• **SET TASK A**
Express the entries as a JSON list of strings, from their first line up to and including the line containing "- brand-name: Nebula: [77, 71, 115, 86]", with one string per line and blank lines left out.

═══ QUOTED PASSAGE

The time-of-use electricity rates for a certain location are shown in

Table 2. Time-of-use electricity price table.

Time Period	Electricity Price (CNY/kWh)
00:00–11:00	0.40
11:00–14:00	0.16
14:00–17:00	0.40
17:00–24:00	0.74

:

The overall economic objective function aims to minimize the sum of the aforementioned costs:

$$C=R_{loss}+C_{pur}$$

(8)

2.3. Environmental Indicator Development

To minimize the environmental impact of DESS integration into distribution grids, this paper defines “grid carbon intensity” and establishes a “storage carbon account.” This approach converts the charging and discharging behavior of energy storage into quantifiable carbon substitution units, ultimately calculating the system’s net carbon emissions. Lower net carbon emissions indicate better environmental performance.

To construct a dynamic carbon flow model capable of precisely quantifying the carbon substitution benefits of energy storage, this paper employs carbon intensity factors based on life cycle assessment as the carbon attribute parameters for various power sources. This parameter reflects the total greenhouse gas emissions associated with obtaining a unit of electrical energy. Specifically, coal-fired power generation uses direct operational emission factors, while wind and photovoltaic power generation utilize their average embedded carbon intensity across the entire life cycle (encompassing equipment manufacturing, construction, operation and maintenance, and decommissioning).

The total carbon emissions from the generation side at time t, C_gen(t), are calculated based on the power output of each unit and its corresponding carbon emission factor:

$$C_{gen}(t)=\sum _{k\in {\Omega }_G}{P}_{G,k}\left(t\right)\cdot {\rho }_k$$

(9)

══════
═══ DATA TO PROCESS

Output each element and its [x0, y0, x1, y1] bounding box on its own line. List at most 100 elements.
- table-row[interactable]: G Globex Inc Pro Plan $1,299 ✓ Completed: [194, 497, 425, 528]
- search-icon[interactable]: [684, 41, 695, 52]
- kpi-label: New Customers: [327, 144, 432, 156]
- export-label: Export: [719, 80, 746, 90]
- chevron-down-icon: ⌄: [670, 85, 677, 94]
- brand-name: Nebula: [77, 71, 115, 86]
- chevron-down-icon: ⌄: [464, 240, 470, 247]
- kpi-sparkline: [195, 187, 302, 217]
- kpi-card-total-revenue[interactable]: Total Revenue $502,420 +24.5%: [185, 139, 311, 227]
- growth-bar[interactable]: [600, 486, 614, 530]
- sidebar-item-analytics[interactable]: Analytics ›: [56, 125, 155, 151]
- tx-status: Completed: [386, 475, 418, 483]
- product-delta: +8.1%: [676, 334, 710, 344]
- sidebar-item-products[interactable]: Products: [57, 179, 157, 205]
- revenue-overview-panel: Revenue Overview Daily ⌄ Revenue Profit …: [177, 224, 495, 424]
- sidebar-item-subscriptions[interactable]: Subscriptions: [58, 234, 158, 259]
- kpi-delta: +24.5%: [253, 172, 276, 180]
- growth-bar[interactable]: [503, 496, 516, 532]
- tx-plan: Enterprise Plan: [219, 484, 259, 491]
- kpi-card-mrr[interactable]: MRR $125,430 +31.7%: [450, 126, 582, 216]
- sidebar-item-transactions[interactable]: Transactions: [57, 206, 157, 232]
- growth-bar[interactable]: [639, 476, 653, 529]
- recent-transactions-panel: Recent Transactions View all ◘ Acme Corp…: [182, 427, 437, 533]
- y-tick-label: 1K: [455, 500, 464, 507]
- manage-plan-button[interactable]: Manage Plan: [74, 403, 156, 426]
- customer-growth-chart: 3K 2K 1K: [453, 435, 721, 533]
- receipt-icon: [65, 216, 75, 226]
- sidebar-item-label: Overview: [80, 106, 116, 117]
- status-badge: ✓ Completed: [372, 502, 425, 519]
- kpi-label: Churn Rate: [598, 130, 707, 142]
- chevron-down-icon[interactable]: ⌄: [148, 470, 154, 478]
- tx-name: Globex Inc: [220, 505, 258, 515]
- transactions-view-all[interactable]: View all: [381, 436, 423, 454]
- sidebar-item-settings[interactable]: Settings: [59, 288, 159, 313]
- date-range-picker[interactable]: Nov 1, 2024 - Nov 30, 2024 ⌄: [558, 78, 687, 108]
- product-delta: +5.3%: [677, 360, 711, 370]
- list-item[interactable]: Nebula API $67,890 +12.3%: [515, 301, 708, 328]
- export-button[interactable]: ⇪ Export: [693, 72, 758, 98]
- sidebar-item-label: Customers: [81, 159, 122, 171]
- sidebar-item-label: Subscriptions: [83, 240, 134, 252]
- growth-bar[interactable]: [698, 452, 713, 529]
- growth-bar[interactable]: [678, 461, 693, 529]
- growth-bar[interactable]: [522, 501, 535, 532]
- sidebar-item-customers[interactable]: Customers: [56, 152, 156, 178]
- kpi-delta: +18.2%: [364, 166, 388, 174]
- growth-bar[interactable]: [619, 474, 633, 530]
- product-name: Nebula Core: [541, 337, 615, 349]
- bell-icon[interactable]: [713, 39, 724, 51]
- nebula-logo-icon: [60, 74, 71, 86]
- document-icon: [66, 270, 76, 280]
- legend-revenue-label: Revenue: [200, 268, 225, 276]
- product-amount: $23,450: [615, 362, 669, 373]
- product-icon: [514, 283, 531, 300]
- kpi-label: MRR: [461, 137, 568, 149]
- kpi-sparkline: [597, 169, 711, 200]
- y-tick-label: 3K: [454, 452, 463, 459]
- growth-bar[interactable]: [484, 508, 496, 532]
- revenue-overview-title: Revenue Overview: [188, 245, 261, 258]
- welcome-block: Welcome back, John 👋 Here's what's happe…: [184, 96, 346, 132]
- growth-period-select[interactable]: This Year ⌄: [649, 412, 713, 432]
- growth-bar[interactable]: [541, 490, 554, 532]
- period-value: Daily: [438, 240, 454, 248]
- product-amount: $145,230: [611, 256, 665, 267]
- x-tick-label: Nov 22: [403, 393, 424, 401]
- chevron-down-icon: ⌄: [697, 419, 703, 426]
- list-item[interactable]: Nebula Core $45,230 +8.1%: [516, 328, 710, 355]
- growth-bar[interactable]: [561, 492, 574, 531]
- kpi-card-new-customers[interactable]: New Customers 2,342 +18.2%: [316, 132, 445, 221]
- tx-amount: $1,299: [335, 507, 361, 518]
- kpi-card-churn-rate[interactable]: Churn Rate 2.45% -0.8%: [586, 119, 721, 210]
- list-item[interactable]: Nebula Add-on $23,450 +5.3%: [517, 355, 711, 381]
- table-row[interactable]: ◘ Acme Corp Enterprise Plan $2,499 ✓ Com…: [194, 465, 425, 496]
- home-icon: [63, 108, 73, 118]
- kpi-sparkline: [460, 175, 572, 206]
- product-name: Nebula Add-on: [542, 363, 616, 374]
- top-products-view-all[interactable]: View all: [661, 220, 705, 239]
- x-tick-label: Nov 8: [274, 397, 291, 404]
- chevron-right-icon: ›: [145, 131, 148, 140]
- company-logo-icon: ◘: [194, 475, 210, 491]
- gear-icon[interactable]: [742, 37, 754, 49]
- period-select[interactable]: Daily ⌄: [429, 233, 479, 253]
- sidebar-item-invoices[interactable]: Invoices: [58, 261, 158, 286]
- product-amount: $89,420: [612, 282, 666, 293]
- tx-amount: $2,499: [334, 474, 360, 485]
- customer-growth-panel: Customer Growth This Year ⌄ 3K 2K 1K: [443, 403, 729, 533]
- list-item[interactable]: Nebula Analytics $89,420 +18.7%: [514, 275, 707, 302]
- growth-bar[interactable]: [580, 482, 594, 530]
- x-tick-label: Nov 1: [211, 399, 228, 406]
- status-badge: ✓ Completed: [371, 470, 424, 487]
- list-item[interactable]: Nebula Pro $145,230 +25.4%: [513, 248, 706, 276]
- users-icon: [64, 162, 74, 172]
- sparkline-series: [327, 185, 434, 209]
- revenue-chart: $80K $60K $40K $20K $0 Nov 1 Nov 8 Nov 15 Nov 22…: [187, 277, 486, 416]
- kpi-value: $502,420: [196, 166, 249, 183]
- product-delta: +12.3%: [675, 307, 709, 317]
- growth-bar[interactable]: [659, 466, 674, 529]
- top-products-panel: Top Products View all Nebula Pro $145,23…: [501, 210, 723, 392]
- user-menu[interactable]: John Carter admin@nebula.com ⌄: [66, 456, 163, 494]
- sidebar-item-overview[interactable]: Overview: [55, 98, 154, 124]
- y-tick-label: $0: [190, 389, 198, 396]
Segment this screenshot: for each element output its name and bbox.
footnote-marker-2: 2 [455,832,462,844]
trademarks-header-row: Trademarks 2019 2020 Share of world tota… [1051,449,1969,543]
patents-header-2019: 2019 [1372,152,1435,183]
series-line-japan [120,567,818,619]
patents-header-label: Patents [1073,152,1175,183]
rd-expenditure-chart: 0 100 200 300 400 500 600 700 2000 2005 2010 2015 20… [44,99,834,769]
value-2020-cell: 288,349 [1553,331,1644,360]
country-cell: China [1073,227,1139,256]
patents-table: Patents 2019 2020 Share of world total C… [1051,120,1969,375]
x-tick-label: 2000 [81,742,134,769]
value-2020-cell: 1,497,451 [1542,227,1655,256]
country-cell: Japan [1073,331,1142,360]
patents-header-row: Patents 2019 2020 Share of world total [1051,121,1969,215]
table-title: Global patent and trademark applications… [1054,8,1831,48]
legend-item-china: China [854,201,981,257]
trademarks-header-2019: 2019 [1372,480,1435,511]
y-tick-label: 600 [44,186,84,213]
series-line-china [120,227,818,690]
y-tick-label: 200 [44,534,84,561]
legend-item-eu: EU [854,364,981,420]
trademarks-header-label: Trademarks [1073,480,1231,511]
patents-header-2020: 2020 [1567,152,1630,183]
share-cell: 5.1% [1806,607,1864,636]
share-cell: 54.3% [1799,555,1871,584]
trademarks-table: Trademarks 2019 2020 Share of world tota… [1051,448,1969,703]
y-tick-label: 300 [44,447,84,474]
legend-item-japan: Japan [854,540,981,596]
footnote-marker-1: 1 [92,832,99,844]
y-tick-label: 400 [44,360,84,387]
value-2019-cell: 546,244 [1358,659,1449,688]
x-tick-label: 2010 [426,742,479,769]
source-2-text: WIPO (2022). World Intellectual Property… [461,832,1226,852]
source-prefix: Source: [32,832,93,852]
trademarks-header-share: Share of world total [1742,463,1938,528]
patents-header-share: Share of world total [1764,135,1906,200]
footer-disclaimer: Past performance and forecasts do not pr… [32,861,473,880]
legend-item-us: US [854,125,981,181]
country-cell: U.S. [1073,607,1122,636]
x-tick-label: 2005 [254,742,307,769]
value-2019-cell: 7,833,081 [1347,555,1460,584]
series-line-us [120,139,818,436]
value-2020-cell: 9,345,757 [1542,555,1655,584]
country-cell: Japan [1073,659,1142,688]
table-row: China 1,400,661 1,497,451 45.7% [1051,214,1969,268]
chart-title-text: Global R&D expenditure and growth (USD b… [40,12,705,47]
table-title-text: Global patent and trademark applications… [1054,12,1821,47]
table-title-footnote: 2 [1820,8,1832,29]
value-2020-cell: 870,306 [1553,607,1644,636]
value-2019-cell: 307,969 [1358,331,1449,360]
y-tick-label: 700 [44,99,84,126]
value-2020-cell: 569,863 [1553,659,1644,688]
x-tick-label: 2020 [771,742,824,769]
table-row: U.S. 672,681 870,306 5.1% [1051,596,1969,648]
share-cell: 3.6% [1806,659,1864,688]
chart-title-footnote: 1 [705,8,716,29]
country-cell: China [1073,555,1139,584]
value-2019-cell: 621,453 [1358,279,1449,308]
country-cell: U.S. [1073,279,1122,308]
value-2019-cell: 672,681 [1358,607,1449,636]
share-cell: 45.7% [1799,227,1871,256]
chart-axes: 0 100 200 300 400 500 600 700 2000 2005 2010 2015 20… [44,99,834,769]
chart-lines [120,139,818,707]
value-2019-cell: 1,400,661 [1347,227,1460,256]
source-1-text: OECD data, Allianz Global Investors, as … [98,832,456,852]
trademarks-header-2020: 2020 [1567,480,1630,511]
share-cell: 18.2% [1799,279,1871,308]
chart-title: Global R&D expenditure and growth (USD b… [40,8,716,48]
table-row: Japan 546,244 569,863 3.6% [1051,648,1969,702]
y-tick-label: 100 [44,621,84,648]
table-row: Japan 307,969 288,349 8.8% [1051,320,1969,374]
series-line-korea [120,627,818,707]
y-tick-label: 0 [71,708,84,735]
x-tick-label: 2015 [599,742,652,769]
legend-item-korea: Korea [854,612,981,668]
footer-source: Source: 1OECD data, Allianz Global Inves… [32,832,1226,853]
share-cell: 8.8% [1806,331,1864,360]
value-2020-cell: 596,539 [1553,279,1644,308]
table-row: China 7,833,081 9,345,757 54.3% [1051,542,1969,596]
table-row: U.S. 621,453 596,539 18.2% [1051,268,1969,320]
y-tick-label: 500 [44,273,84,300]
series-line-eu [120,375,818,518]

══════

• **SET TASK B**
Write the next part of the passage on electricity costs and carbon emissions, picking up after its final line.

• **OUTPUT A**
[
  "Output each element and its [x0, y0, x1, y1] bounding box on its own line. List at most 100 elements.",
  "- table-row[interactable]: G Globex Inc Pro Plan $1,299 ✓ Completed: [194, 497, 425, 528]",
  "- search-icon[interactable]: [684, 41, 695, 52]",
  "- kpi-label: New Customers: [327, 144, 432, 156]",
  "- export-label: Export: [719, 80, 746, 90]",
  "- chevron-down-icon: ⌄: [670, 85, 677, 94]",
  "- brand-name: Nebula: [77, 71, 115, 86]"
]

• **OUTPUT B**
where P_G,K(t) denotes the active power output (MWh) of generator set k at time t; ρ_k represents the carbon emission factor (kg CO₂/MWh) of generator set k, where thermal power generation is 800 kg CO₂/MWh, wind power generation is 20 kg CO₂/MWh, and photovoltaic power generation is 50 kg CO₂/MWh; and Ω_G is the set of all conventional power generation units (thermal, wind, and photovoltaic). These values are based on authoritative carbon emissions accounting guidelines and research reports on the life cycle emissions of power generation technologies [24].

To assess the instantaneous carbon impact of electricity consumption, the real-time average carbon intensity of the grid π_grid(t) is defined. This metric characterizes the carbon emissions embodied in a unit of electricity generated at the current moment:

$${\pi }_{grid}(t)=\left\{\begin{array}{c}{\displaystyle \frac{C_{gen}\left(t\right)}{\sum k\in {\Omega }_G{P}_{G,K}\left(t\right)}}, \sum P_{G,K}\left(t\right)>0\\ {\rho }_{grid} , \mathrm{e}\mathrm{l}\mathrm{s}\mathrm{e}\end{array}\right.$$

(10)

where π_grid(t) represents the average carbon intensity of the power grid at time t (kg CO₂/MWh), and ρ_grid denotes the preset baseline carbon emission factor for the power grid, set at 400 kg CO₂/MWh.

Energy storage systems play the role of “carbon carriers” during operation. An internal carbon account is established for each storage unit m, with core state variables including cumulative carbon liability D_m(t) (kg CO₂) and cumulative charge E_c,m(t) (MWh). Account states are recursively updated according to the following equation:

$$\begin{array}{c}{D}_m\left(t\right)=D_m(t-1)+\mathrm{\Delta }{D}_m\left(t\right)\\ E_{c,m}\left(t\right)=E_{c,m}(t-1)+\mathrm{\Delta }{E}_{c,m}\left(t\right)\end{array}$$

(11)

where ΔD_m(t) and ΔE_c,m(t) are determined by the operating mode of the energy storage system during time period t.

When the energy storage system is charging (P_ESS,m(t) < 0): It absorbs electrical energy from the grid and accordingly assumes responsibility for the carbon emissions associated with that portion of electricity. The state increment is calculated as follows:

$$\begin{array}{c}\mathrm{\Delta }{D}_m\left(t\right)=\left|P_{ESS,m}\left(t\right)\right|\cdot {\pi }_{grid}\left(t\right)\cdot \mathrm{\Delta }t\\ \mathrm{\Delta }{E}_{c,m}\left(t\right)=\left|P_{ESS,m}\left(t\right)\right|\cdot \mathrm{\Delta }t\end{array}$$

(12)

where P_ESS,m(t) represents the charging and discharging power of energy storage unit m during time period t (MW), and Δt denotes the dispatch period length (h).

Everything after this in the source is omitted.